[Dataset items]
===
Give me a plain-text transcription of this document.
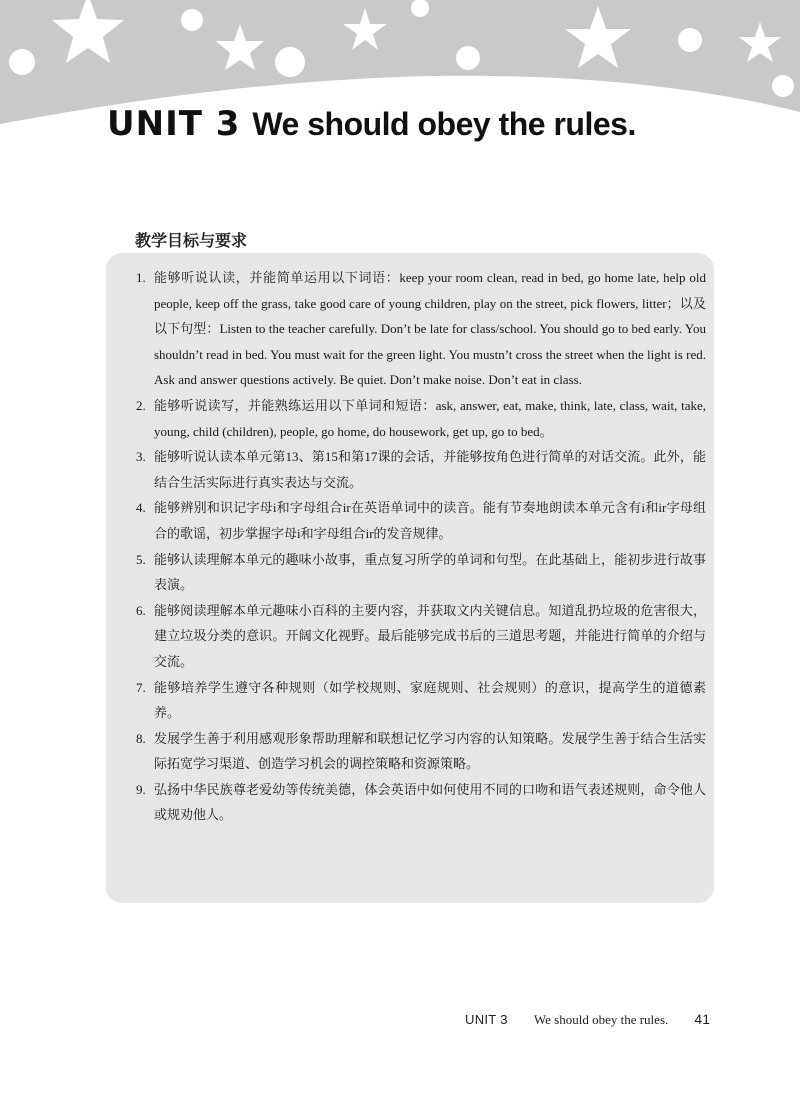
UNIT 3 We should obey the rules.
教学目标与要求
1. 能够听说认读，并能简单运用以下词语：keep your room clean, read in bed, go home late, help old people, keep off the grass, take good care of young children, play on the street, pick flowers, litter；以及以下句型：Listen to the teacher carefully. Don’t be late for class/school. You should go to bed early. You shouldn’t read in bed. You must wait for the green light. You mustn’t cross the street when the light is red. Ask and answer questions actively. Be quiet. Don’t make noise. Don’t eat in class.
2. 能够听说读写，并能熟练运用以下单词和短语：ask, answer, eat, make, think, late, class, wait, take, young, child (children), people, go home, do housework, get up, go to bed。
3. 能够听说认读本单元第13、第15和第17课的会话，并能够按角色进行简单的对话交流。此外，能结合生活实际进行真实表达与交流。
4. 能够辨别和识记字母i和字母组合ir在英语单词中的读音。能有节奏地朗读本单元含有i和ir字母组合的歌谣，初步掌握字母i和字母组合ir的发音规律。
5. 能够认读理解本单元的趣味小故事，重点复习所学的单词和句型。在此基础上，能初步进行故事表演。
6. 能够阅读理解本单元趣味小百科的主要内容，并获取文内关键信息。知道乱扔垃圾的危害很大，建立垃圾分类的意识。开阔文化视野。最后能够完成书后的三道思考题，并能进行简单的介绍与交流。
7. 能够培养学生遵守各种规则（如学校规则、家庭规则、社会规则）的意识，提高学生的道德素养。
8. 发展学生善于利用感观形象帮助理解和联想记忆学习内容的认知策略。发展学生善于结合生活实际拓宽学习渠道、创造学习机会的调控策略和资源策略。
9. 弘扬中华民族尊老爱幼等传统美德，体会英语中如何使用不同的口吻和语气表述规则，命令他人或规劝他人。
UNIT 3 We should obey the rules. 41
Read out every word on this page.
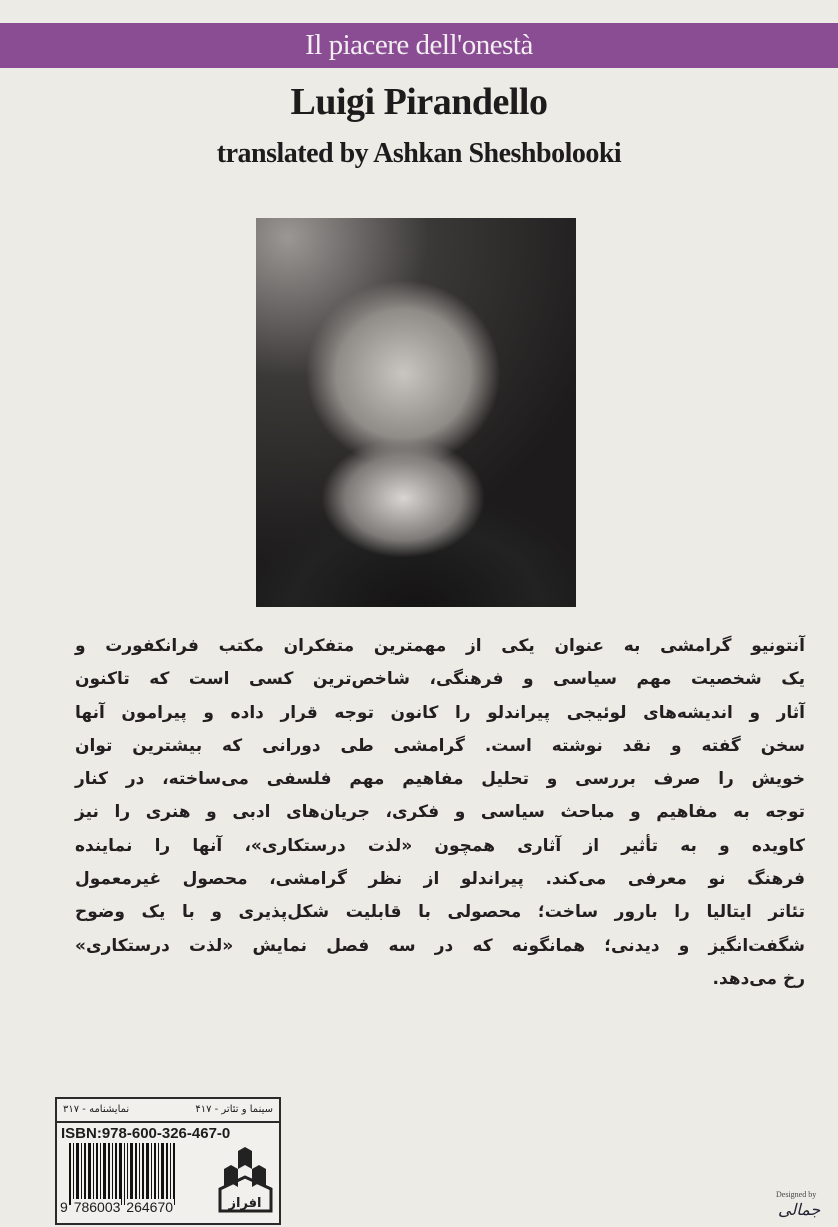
Il piacere dell'onestà
Luigi Pirandello
translated by Ashkan Sheshbolooki
آنتونیو گرامشی به عنوان یکی از مهمترین متفکران مکتب فرانکفورت و
یک شخصیت مهم سیاسی و فرهنگی، شاخص‌ترین کسی است که تاکنون
آثار و اندیشه‌های لوئیجی پیراندلو را کانون توجه قرار داده و پیرامون آنها
سخن گفته و نقد نوشته است. گرامشی طی دورانی که بیشترین توان
خویش را صرف بررسی و تحلیل مفاهیم مهم فلسفی می‌ساخته، در کنار
توجه به مفاهیم و مباحث سیاسی و فکری، جریان‌های ادبی و هنری را نیز
کاویده و به تأثیر از آثاری همچون «لذت درستکاری»، آنها را نماینده
فرهنگ نو معرفی می‌کند. پیراندلو از نظر گرامشی، محصول غیرمعمول
تئاتر ایتالیا را بارور ساخت؛ محصولی با قابلیت شکل‌پذیری و با یک وضوح
شگفت‌انگیز و دیدنی؛ همانگونه که در سه فصل نمایش «لذت درستکاری»
رخ می‌دهد.
سینما و تئاتر - ۴۱۷
نمایشنامه - ۳۱۷
ISBN:978-600-326-467-0
9 786003 264670	افراز
Designed by
جمالی
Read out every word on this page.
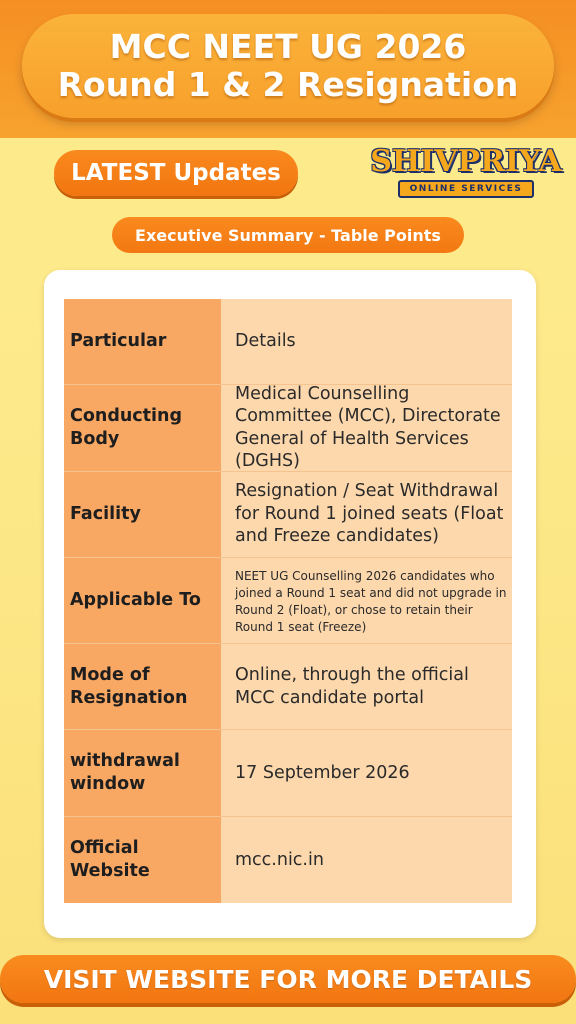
MCC NEET UG 2026
Round 1 & 2 Resignation
LATEST Updates	SHIVPRIYA
ONLINE SERVICES
Executive Summary - Table Points
Particular	Details
Conducting Body
Medical Counselling Committee (MCC), Directorate General of Health Services (DGHS)
Facility
Resignation / Seat Withdrawal for Round 1 joined seats (Float and Freeze candidates)
Applicable To
NEET UG Counselling 2026 candidates who joined a Round 1 seat and did not upgrade in Round 2 (Float), or chose to retain their Round 1 seat (Freeze)
Mode of Resignation
Online, through the official MCC candidate portal
withdrawal window
17 September 2026
Official Website
mcc.nic.in
VISIT WEBSITE FOR MORE DETAILS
===
▶ [EXERCISE REQUIREMENTS] Go through the entries above and output them exactly, without pictures.

▶ [RESPONSE FOR THIS EXERCISE]
Give me a plain-text transcription of this document.
UNIT 3 We should obey the rules.
教学目标与要求
1. 能够听说认读，并能简单运用以下词语：keep your room clean, read in bed, go home late, help old people, keep off the grass, take good care of young children, play on the street, pick flowers, litter；以及以下句型：Listen to the teacher carefully. Don’t be late for class/school. You should go to bed early. You shouldn’t read in bed. You must wait for the green light. You mustn’t cross the street when the light is red. Ask and answer questions actively. Be quiet. Don’t make noise. Don’t eat in class.
2. 能够听说读写，并能熟练运用以下单词和短语：ask, answer, eat, make, think, late, class, wait, take, young, child (children), people, go home, do housework, get up, go to bed。
3. 能够听说认读本单元第13、第15和第17课的会话，并能够按角色进行简单的对话交流。此外，能结合生活实际进行真实表达与交流。
4. 能够辨别和识记字母i和字母组合ir在英语单词中的读音。能有节奏地朗读本单元含有i和ir字母组合的歌谣，初步掌握字母i和字母组合ir的发音规律。
5. 能够认读理解本单元的趣味小故事，重点复习所学的单词和句型。在此基础上，能初步进行故事表演。
6. 能够阅读理解本单元趣味小百科的主要内容，并获取文内关键信息。知道乱扔垃圾的危害很大，建立垃圾分类的意识。开阔文化视野。最后能够完成书后的三道思考题，并能进行简单的介绍与交流。
7. 能够培养学生遵守各种规则（如学校规则、家庭规则、社会规则）的意识，提高学生的道德素养。
8. 发展学生善于利用感观形象帮助理解和联想记忆学习内容的认知策略。发展学生善于结合生活实际拓宽学习渠道、创造学习机会的调控策略和资源策略。
9. 弘扬中华民族尊老爱幼等传统美德，体会英语中如何使用不同的口吻和语气表述规则，命令他人或规劝他人。
UNIT 3 We should obey the rules. 41
Read out every word on this page.
Il piacere dell'onestà
Luigi Pirandello
translated by Ashkan Sheshbolooki
آنتونیو گرامشی به عنوان یکی از مهمترین متفکران مکتب فرانکفورت و
یک شخصیت مهم سیاسی و فرهنگی، شاخص‌ترین کسی است که تاکنون
آثار و اندیشه‌های لوئیجی پیراندلو را کانون توجه قرار داده و پیرامون آنها
سخن گفته و نقد نوشته است. گرامشی طی دورانی که بیشترین توان
خویش را صرف بررسی و تحلیل مفاهیم مهم فلسفی می‌ساخته، در کنار
توجه به مفاهیم و مباحث سیاسی و فکری، جریان‌های ادبی و هنری را نیز
کاویده و به تأثیر از آثاری همچون «لذت درستکاری»، آنها را نماینده
فرهنگ نو معرفی می‌کند. پیراندلو از نظر گرامشی، محصول غیرمعمول
تئاتر ایتالیا را بارور ساخت؛ محصولی با قابلیت شکل‌پذیری و با یک وضوح
شگفت‌انگیز و دیدنی؛ همانگونه که در سه فصل نمایش «لذت درستکاری»
رخ می‌دهد.
سینما و تئاتر - ۴۱۷
نمایشنامه - ۳۱۷
ISBN:978-600-326-467-0
9 786003 264670	افراز
Designed by
جمالی
Read out every word on this page.
MCC NEET UG 2026
Round 1 & 2 Resignation
LATEST Updates	SHIVPRIYA
ONLINE SERVICES
Executive Summary - Table Points
Particular	Details
Conducting Body
Medical Counselling Committee (MCC), Directorate General of Health Services (DGHS)
Facility
Resignation / Seat Withdrawal for Round 1 joined seats (Float and Freeze candidates)
Applicable To
NEET UG Counselling 2026 candidates who joined a Round 1 seat and did not upgrade in Round 2 (Float), or chose to retain their Round 1 seat (Freeze)
Mode of Resignation
Online, through the official MCC candidate portal
withdrawal window
17 September 2026
Official Website
mcc.nic.in
VISIT WEBSITE FOR MORE DETAILS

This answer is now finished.